Abstract: Secure elements, such as smartcards or trusted platform modules (TPMs), must be protected against implementation-level attacks. Those include side-channel and fault injection attacks. We introduce ODSM, Orthogonal Direct Sum Masking, a new computation paradigm that achieves protection against those two kinds of attacks. A large vector space is structured as two supplementary orthogonal subspaces. One subspace (called a code $\mathcal{C}$) is used for the functional computation, while the second subspace carries random numbers. As the random numbers are entangled with the sensitive data, ODSM ensures a protection against (monovariate) side-channel attacks. The random numbers can be checked either occasionally, or globally, thereby ensuring a fine or coarse detection capability. The security level can be formally detailed: it is proved that monovariate side-channel attacks of order up to $d_\mathcal{C}-1$, where $d_\mathcal{C}$ is the minimal distance of $\mathcal{C}$, are impossible, and that any fault of Hamming weight strictly less than $d_\mathcal{C}$ is detected. A complete instantiation of ODSM is given for AES. In this case, all monovariate side-channel attacks of order strictly less than $5$ are impossible, and all fault injections perturbing strictly less than $5$ bits are detected.

__Stated task a__. Turn the rows into a Markdown table with the columns "No." and "Entry". Begin at the line that contains "Enumerate the UI", stop after the line that contains "heatmap-band-pulse — [270, 122, 277, 129]", skip blank lines, and leave the pictures out.

__Data shown__.
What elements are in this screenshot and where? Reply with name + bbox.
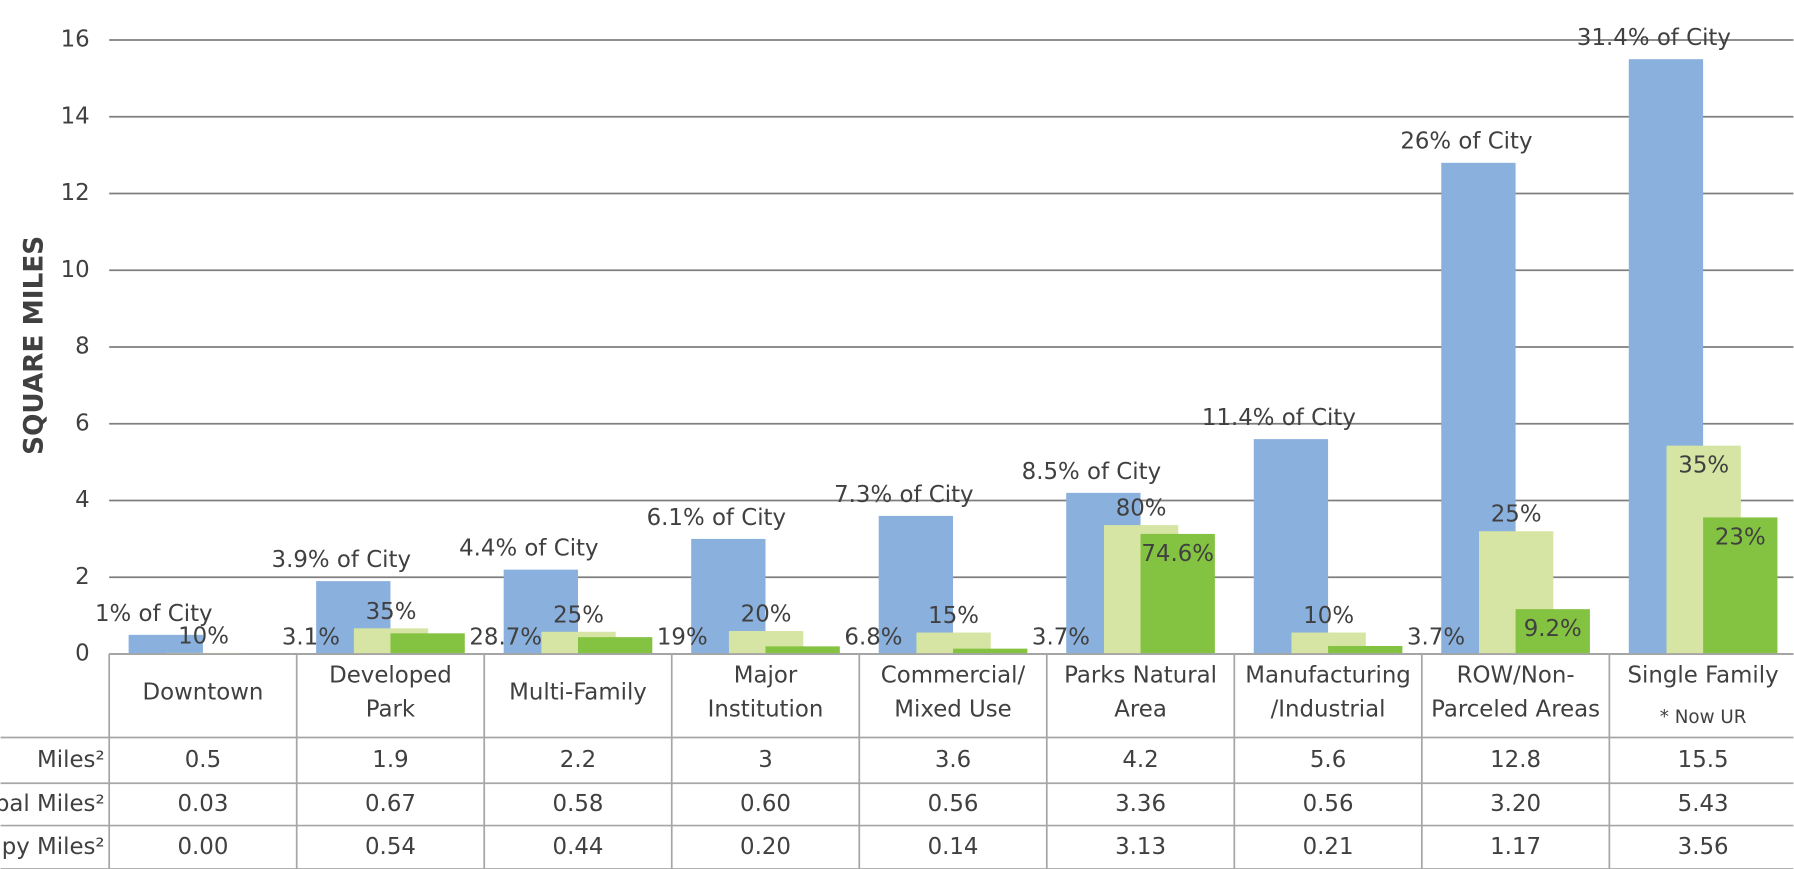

---

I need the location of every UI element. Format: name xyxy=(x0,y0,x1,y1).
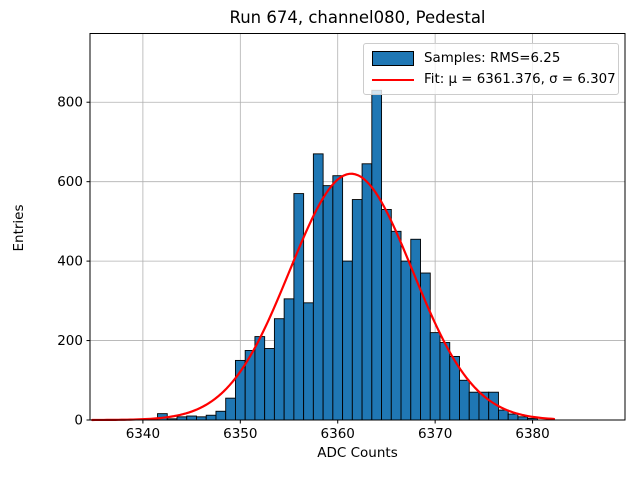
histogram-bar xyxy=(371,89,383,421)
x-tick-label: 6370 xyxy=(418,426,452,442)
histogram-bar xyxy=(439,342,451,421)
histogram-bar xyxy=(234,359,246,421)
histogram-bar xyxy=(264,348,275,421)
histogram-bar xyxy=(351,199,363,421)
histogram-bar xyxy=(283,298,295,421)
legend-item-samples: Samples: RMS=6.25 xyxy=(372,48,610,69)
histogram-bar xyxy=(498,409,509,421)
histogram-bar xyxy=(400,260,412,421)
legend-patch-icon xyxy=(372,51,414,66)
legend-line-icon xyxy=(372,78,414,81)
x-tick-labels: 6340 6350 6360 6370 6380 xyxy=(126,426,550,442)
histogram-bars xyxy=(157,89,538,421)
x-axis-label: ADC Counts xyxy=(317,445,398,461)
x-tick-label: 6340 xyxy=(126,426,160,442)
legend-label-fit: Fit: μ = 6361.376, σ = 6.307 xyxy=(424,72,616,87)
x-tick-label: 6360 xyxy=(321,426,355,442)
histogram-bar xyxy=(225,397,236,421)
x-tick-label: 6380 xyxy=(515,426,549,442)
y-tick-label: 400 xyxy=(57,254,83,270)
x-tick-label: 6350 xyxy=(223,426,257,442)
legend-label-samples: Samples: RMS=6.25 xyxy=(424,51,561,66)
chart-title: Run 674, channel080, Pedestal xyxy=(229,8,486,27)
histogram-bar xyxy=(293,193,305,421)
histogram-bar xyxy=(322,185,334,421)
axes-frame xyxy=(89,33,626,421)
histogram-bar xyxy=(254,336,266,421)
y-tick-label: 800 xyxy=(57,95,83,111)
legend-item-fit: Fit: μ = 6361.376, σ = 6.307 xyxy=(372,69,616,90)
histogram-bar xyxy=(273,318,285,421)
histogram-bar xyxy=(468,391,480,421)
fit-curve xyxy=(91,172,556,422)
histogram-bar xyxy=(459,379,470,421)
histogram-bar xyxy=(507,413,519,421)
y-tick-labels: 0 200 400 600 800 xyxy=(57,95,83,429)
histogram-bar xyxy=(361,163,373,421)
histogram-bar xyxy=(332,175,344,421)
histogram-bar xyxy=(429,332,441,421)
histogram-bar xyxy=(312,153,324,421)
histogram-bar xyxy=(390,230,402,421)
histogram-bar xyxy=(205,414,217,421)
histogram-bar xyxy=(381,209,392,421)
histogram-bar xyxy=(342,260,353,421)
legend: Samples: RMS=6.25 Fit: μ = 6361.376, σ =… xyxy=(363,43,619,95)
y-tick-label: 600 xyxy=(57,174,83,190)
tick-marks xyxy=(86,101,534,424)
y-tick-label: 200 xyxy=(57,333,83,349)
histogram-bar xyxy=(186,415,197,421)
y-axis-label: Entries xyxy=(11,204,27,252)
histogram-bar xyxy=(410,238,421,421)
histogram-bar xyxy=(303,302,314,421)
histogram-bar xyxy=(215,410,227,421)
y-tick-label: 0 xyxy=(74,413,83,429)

==

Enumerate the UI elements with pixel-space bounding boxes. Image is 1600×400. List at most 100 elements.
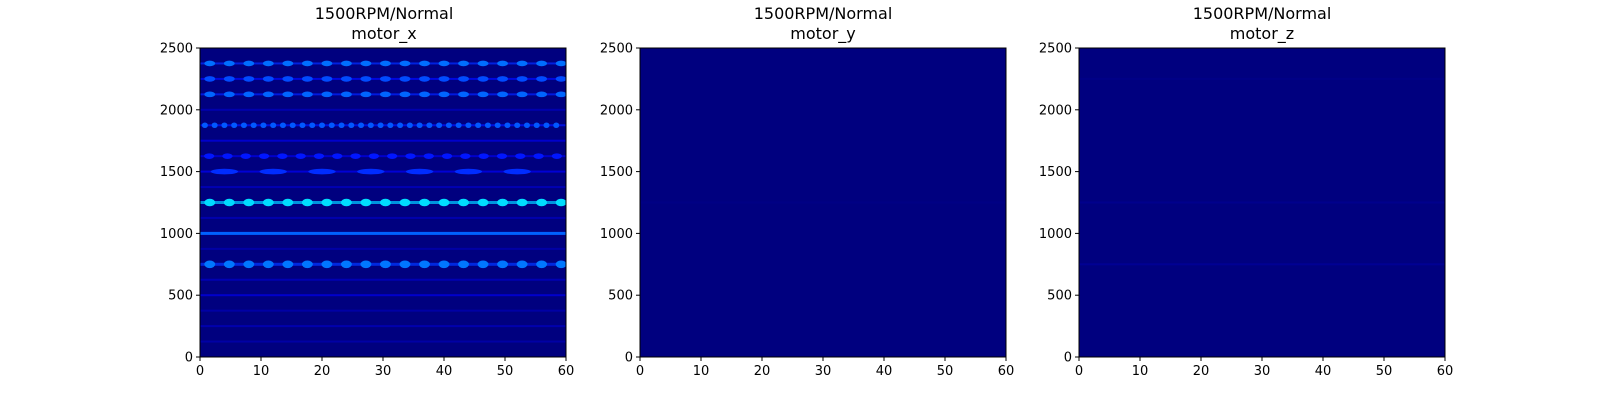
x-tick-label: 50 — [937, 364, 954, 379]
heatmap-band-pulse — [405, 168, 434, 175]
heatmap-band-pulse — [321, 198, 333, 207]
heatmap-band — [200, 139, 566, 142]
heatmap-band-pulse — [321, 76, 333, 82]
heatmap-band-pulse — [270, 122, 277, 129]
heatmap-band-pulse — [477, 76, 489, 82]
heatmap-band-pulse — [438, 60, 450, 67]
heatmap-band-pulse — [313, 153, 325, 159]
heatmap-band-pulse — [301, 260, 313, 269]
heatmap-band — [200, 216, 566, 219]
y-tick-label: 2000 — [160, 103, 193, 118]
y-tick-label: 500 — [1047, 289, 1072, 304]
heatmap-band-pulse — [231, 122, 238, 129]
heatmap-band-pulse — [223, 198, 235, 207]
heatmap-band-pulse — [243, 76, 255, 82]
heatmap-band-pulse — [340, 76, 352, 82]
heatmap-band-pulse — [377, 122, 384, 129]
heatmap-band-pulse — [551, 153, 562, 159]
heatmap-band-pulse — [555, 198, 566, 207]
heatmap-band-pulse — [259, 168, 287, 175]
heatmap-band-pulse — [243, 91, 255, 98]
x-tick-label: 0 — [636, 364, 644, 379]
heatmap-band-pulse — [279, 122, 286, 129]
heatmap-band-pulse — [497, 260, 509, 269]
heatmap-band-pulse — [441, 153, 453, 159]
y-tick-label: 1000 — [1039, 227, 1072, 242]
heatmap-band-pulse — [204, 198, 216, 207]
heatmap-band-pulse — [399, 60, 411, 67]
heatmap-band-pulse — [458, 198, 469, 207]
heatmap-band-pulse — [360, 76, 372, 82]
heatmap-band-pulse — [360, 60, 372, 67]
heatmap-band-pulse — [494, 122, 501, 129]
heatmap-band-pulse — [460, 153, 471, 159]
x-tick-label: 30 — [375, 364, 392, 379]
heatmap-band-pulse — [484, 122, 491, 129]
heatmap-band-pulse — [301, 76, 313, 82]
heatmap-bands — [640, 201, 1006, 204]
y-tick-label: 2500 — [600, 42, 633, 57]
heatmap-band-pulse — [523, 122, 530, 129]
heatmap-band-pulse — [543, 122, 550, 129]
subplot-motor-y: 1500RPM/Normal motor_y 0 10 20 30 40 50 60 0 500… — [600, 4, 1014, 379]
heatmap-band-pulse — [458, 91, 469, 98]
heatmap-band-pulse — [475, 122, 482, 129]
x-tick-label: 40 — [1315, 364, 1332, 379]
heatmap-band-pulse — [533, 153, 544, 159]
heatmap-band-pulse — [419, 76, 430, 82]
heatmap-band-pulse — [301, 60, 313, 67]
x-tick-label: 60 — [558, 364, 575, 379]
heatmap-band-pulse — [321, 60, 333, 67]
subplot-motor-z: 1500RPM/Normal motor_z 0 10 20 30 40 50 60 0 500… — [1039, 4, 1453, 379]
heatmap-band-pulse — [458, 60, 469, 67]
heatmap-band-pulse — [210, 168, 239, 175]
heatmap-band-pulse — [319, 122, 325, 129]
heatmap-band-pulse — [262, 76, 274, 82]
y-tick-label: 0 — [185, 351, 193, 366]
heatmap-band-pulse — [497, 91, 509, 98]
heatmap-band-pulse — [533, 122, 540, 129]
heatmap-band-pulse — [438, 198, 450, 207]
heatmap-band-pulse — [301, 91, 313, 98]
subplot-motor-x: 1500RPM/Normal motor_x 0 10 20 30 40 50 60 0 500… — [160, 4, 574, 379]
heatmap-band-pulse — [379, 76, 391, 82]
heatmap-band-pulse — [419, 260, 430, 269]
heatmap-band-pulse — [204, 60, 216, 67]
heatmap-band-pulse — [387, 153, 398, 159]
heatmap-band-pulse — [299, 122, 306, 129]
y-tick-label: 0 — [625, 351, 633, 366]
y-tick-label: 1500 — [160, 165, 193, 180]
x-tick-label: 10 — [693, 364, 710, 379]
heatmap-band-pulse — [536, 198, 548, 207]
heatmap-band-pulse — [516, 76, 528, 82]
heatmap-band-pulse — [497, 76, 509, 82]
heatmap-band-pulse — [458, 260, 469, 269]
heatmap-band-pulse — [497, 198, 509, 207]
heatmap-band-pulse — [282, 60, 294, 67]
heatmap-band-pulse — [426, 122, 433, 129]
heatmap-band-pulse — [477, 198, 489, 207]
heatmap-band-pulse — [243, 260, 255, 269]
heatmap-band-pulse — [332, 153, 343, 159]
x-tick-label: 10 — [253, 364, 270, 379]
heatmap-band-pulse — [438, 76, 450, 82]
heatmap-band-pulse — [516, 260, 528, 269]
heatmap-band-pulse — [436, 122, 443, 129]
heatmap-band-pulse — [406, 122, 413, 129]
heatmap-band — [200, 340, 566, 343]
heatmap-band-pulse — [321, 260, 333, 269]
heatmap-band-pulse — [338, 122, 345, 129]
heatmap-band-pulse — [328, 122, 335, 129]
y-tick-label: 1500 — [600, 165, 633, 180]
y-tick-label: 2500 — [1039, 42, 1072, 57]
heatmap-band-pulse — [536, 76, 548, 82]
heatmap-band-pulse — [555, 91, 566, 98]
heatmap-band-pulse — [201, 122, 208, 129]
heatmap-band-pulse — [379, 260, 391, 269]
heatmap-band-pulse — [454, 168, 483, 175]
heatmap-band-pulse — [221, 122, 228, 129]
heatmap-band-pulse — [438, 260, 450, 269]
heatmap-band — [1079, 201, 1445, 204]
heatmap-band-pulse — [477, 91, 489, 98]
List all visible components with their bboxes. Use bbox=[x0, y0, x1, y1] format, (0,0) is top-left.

__Stated task b__. According to the abstract, which cipher gets a complete instantiation of ODSM?

__Task result a__.
| No. | Entry |
|---|---|
| 1 | Enumerate the UI elements with pixel-space bounding boxes. Image is 1600×400. List at most 100 elements. |
| 2 | x-tick-label: 50 — [937, 364, 954, 379] |
| 3 | heatmap-band-pulse — [405, 168, 434, 175] |
| 4 | heatmap-band-pulse — [321, 198, 333, 207] |
| 5 | heatmap-band — [200, 139, 566, 142] |
| 6 | heatmap-band-pulse — [321, 76, 333, 82] |
| 7 | heatmap-band-pulse — [270, 122, 277, 129] |

__Task result b__. AES